## TASK OBJECTIVE:
Set down the full listing exactly, character for character.

## DATASET RECORDS:
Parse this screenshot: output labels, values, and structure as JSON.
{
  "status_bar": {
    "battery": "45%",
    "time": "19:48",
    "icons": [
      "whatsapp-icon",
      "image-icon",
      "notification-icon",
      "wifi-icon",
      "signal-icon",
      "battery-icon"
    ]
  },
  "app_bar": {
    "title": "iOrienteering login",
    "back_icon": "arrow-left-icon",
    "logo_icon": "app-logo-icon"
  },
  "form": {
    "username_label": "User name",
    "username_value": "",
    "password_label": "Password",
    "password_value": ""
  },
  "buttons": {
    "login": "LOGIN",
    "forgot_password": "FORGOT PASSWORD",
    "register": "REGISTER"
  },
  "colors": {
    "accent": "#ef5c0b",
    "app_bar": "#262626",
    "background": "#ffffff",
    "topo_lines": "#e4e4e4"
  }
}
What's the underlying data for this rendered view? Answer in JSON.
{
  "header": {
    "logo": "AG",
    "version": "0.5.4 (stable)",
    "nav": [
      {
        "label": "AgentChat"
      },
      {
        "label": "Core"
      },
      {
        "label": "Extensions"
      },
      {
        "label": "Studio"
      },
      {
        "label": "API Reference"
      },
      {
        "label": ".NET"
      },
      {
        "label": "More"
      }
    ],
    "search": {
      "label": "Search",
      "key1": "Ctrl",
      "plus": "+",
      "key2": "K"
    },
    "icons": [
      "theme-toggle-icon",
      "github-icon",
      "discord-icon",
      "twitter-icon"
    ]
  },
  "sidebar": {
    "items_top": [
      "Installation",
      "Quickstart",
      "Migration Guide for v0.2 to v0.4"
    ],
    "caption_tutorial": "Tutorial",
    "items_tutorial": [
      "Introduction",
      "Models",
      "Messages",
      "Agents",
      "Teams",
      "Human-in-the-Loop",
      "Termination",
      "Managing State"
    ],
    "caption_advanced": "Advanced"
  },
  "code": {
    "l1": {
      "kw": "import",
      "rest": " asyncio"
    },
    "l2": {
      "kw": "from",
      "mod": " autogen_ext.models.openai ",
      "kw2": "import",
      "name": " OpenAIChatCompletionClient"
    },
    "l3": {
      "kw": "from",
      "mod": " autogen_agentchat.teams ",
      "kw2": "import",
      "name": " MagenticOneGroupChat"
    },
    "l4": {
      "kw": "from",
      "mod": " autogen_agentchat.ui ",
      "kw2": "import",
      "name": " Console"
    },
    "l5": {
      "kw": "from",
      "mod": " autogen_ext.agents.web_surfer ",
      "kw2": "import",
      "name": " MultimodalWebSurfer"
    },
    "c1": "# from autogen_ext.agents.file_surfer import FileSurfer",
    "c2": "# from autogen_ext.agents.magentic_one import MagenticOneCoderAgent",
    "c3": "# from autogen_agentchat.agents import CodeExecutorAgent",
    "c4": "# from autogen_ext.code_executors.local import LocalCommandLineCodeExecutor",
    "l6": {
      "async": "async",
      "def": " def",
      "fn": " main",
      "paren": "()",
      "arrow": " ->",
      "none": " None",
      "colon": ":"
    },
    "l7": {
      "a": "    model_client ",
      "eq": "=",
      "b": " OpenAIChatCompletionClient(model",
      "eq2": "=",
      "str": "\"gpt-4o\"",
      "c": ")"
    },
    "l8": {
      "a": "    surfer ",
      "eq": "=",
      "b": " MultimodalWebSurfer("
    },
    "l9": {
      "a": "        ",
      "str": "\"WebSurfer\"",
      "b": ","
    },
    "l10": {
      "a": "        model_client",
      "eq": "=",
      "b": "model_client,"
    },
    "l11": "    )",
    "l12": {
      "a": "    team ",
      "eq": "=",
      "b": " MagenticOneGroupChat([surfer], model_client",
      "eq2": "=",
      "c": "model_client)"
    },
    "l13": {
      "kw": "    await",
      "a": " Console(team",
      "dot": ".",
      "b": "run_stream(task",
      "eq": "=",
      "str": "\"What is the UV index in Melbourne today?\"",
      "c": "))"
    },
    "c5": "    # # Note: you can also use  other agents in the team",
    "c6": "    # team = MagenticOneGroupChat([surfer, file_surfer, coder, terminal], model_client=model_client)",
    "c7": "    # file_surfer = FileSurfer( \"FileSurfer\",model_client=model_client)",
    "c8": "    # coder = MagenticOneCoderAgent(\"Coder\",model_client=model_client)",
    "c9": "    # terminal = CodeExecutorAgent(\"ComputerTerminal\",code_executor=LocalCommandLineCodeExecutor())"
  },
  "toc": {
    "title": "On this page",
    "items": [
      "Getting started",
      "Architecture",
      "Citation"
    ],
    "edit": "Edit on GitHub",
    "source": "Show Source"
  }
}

## EXERCISE RESPONSE:
Parse this screenshot: output labels, values, and structure as JSON.
{
  "status_bar": {
    "battery": "45%",
    "time": "19:48",
    "icons": [
      "whatsapp-icon",
      "image-icon",
      "notification-icon",
      "wifi-icon",
      "signal-icon",
      "battery-icon"
    ]
  },
  "app_bar": {
    "title": "iOrienteering login",
    "back_icon": "arrow-left-icon",
    "logo_icon": "app-logo-icon"
  },
  "form": {
    "username_label": "User name",
    "username_value": "",
    "password_label": "Password",
    "password_value": ""
  },
  "buttons": {
    "login": "LOGIN",
    "forgot_password": "FORGOT PASSWORD",
    "register": "REGISTER"
  },
  "colors": {
    "accent": "#ef5c0b",
    "app_bar": "#262626",
    "background": "#ffffff",
    "topo_lines": "#e4e4e4"
  }
}
What's the underlying data for this rendered view? Answer in JSON.
{
  "header": {
    "logo": "AG",
    "version": "0.5.4 (stable)",
    "nav": [
      {
        "label": "AgentChat"
      },
      {
        "label": "Core"
      },
      {
        "label": "Extensions"
      },
      {
        "label": "Studio"
      },
      {
        "label": "API Reference"
      },
      {
        "label": ".NET"
      },
      {
        "label": "More"
      }
    ],
    "search": {
      "label": "Search",
      "key1": "Ctrl",
      "plus": "+",
      "key2": "K"
    },
    "icons": [
      "theme-toggle-icon",
      "github-icon",
      "discord-icon",
      "twitter-icon"
    ]
  },
  "sidebar": {
    "items_top": [
      "Installation",
      "Quickstart",
      "Migration Guide for v0.2 to v0.4"
    ],
    "caption_tutorial": "Tutorial",
    "items_tutorial": [
      "Introduction",
      "Models",
      "Messages",
      "Agents",
      "Teams",
      "Human-in-the-Loop",
      "Termination",
      "Managing State"
    ],
    "caption_advanced": "Advanced"
  },
  "code": {
    "l1": {
      "kw": "import",
      "rest": " asyncio"
    },
    "l2": {
      "kw": "from",
      "mod": " autogen_ext.models.openai ",
      "kw2": "import",
      "name": " OpenAIChatCompletionClient"
    },
    "l3": {
      "kw": "from",
      "mod": " autogen_agentchat.teams ",
      "kw2": "import",
      "name": " MagenticOneGroupChat"
    },
    "l4": {
      "kw": "from",
      "mod": " autogen_agentchat.ui ",
      "kw2": "import",
      "name": " Console"
    },
    "l5": {
      "kw": "from",
      "mod": " autogen_ext.agents.web_surfer ",
      "kw2": "import",
      "name": " MultimodalWebSurfer"
    },
    "c1": "# from autogen_ext.agents.file_surfer import FileSurfer",
    "c2": "# from autogen_ext.agents.magentic_one import MagenticOneCoderAgent",
    "c3": "# from autogen_agentchat.agents import CodeExecutorAgent",
    "c4": "# from autogen_ext.code_executors.local import LocalCommandLineCodeExecutor",
    "l6": {
      "async": "async",
      "def": " def",
      "fn": " main",
      "paren": "()",
      "arrow": " ->",
      "none": " None",
      "colon": ":"
    },
    "l7": {
      "a": "    model_client ",
      "eq": "=",
      "b": " OpenAIChatCompletionClient(model",
      "eq2": "=",
      "str": "\"gpt-4o\"",
      "c": ")"
    },
    "l8": {
      "a": "    surfer ",
      "eq": "=",
      "b": " MultimodalWebSurfer("
    },
    "l9": {
      "a": "        ",
      "str": "\"WebSurfer\"",
      "b": ","
    },
    "l10": {
      "a": "        model_client",
      "eq": "=",
      "b": "model_client,"
    },
    "l11": "    )",
    "l12": {
      "a": "    team ",
      "eq": "=",
      "b": " MagenticOneGroupChat([surfer], model_client",
      "eq2": "=",
      "c": "model_client)"
    },
    "l13": {
      "kw": "    await",
      "a": " Console(team",
      "dot": ".",
      "b": "run_stream(task",
      "eq": "=",
      "str": "\"What is the UV index in Melbourne today?\"",
      "c": "))"
    },
    "c5": "    # # Note: you can also use  other agents in the team",
    "c6": "    # team = MagenticOneGroupChat([surfer, file_surfer, coder, terminal], model_client=model_client)",
    "c7": "    # file_surfer = FileSurfer( \"FileSurfer\",model_client=model_client)",
    "c8": "    # coder = MagenticOneCoderAgent(\"Coder\",model_client=model_client)",
    "c9": "    # terminal = CodeExecutorAgent(\"ComputerTerminal\",code_executor=LocalCommandLineCodeExecutor())"
  },
  "toc": {
    "title": "On this page",
    "items": [
      "Getting started",
      "Architecture",
      "Citation"
    ],
    "edit": "Edit on GitHub",
    "source": "Show Source"
  }
}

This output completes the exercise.